**Page pictures and their text**
*-*-*

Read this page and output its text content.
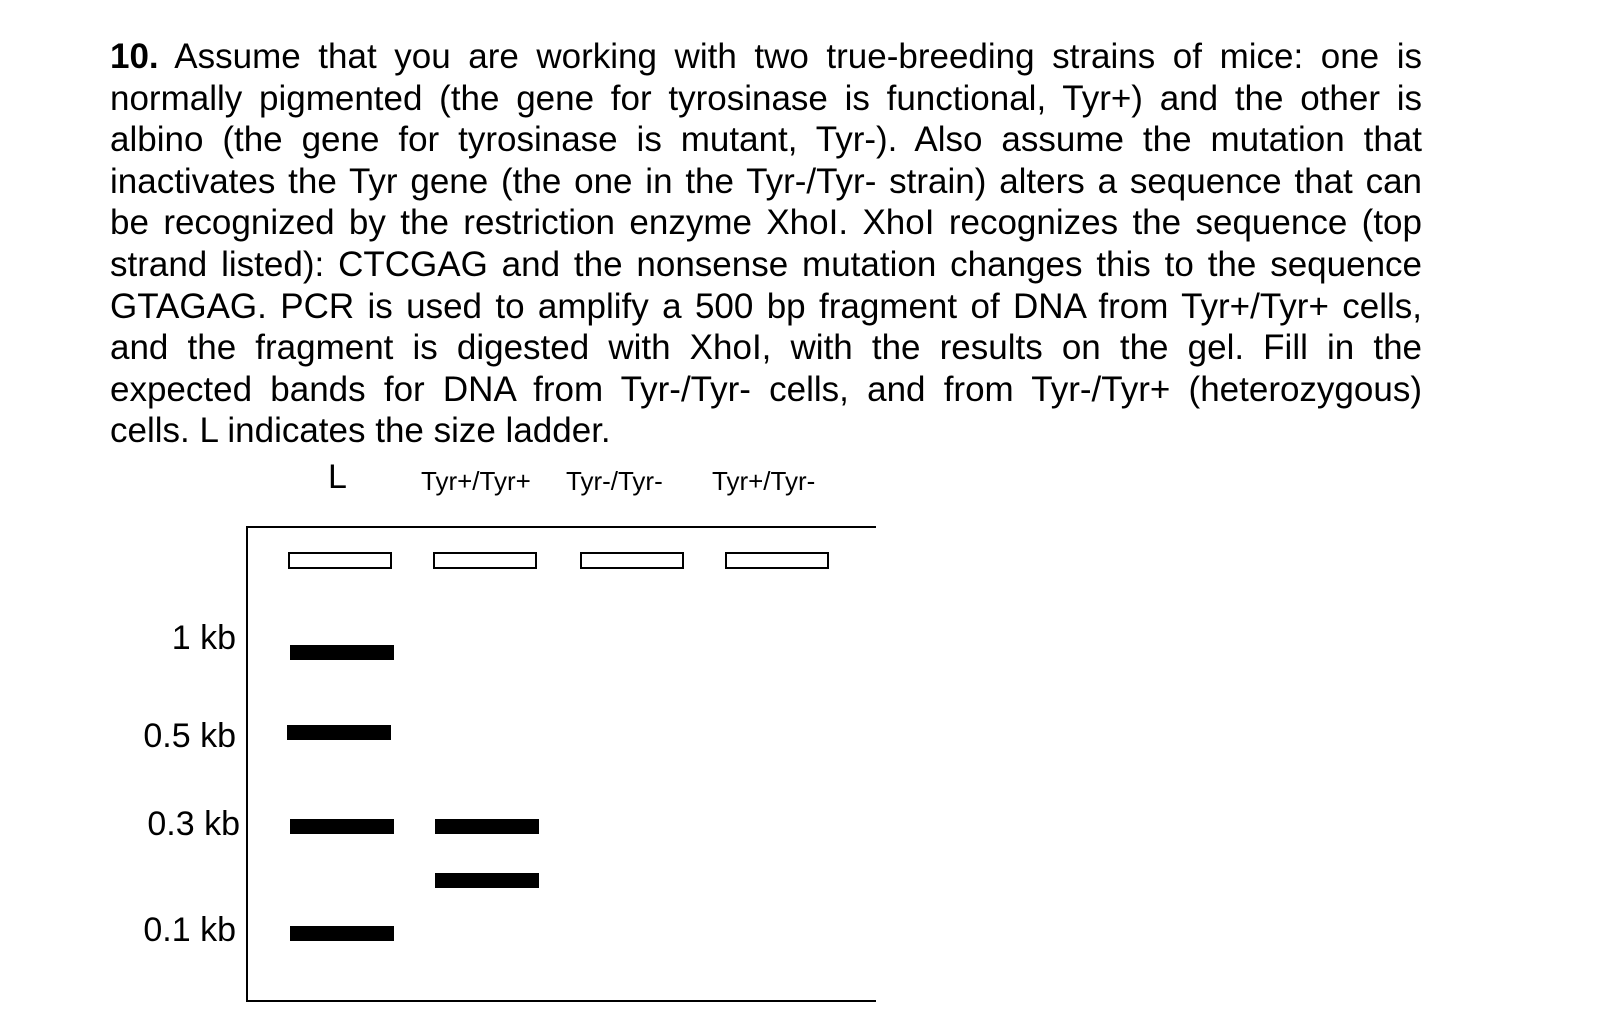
10. Assume that you are working with two true-breeding strains of mice: one is normally pigmented (the gene for tyrosinase is functional, Tyr+) and the other is albino (the gene for tyrosinase is mutant, Tyr-). Also assume the mutation that inactivates the Tyr gene (the one in the Tyr-/Tyr- strain) alters a sequence that can be recognized by the restriction enzyme XhoI. XhoI recognizes the sequence (top strand listed): CTCGAG and the nonsense mutation changes this to the sequence GTAGAG. PCR is used to amplify a 500 bp fragment of DNA from Tyr+/Tyr+ cells, and the fragment is digested with XhoI, with the results on the gel. Fill in the expected bands for DNA from Tyr-/Tyr- cells, and from Tyr-/Tyr+ (heterozygous) cells. L indicates the size ladder.
L	Tyr+/Tyr+ Tyr-/Tyr- Tyr+/Tyr-
1 kb
0.5 kb
0.3 kb
0.1 kb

*-*-*

**TASK INSTRUCTIONS**
Each entry, start to finish, goes into your copy exactly; the pictures stay out.

**EXERCISE RESPONSE**
Read this page and output its text content.
10. Assume that you are working with two true-breeding strains of mice: one is normally pigmented (the gene for tyrosinase is functional, Tyr+) and the other is albino (the gene for tyrosinase is mutant, Tyr-). Also assume the mutation that inactivates the Tyr gene (the one in the Tyr-/Tyr- strain) alters a sequence that can be recognized by the restriction enzyme XhoI. XhoI recognizes the sequence (top strand listed): CTCGAG and the nonsense mutation changes this to the sequence GTAGAG. PCR is used to amplify a 500 bp fragment of DNA from Tyr+/Tyr+ cells, and the fragment is digested with XhoI, with the results on the gel. Fill in the expected bands for DNA from Tyr-/Tyr- cells, and from Tyr-/Tyr+ (heterozygous) cells. L indicates the size ladder.
L	Tyr+/Tyr+ Tyr-/Tyr- Tyr+/Tyr-
1 kb
0.5 kb
0.3 kb
0.1 kb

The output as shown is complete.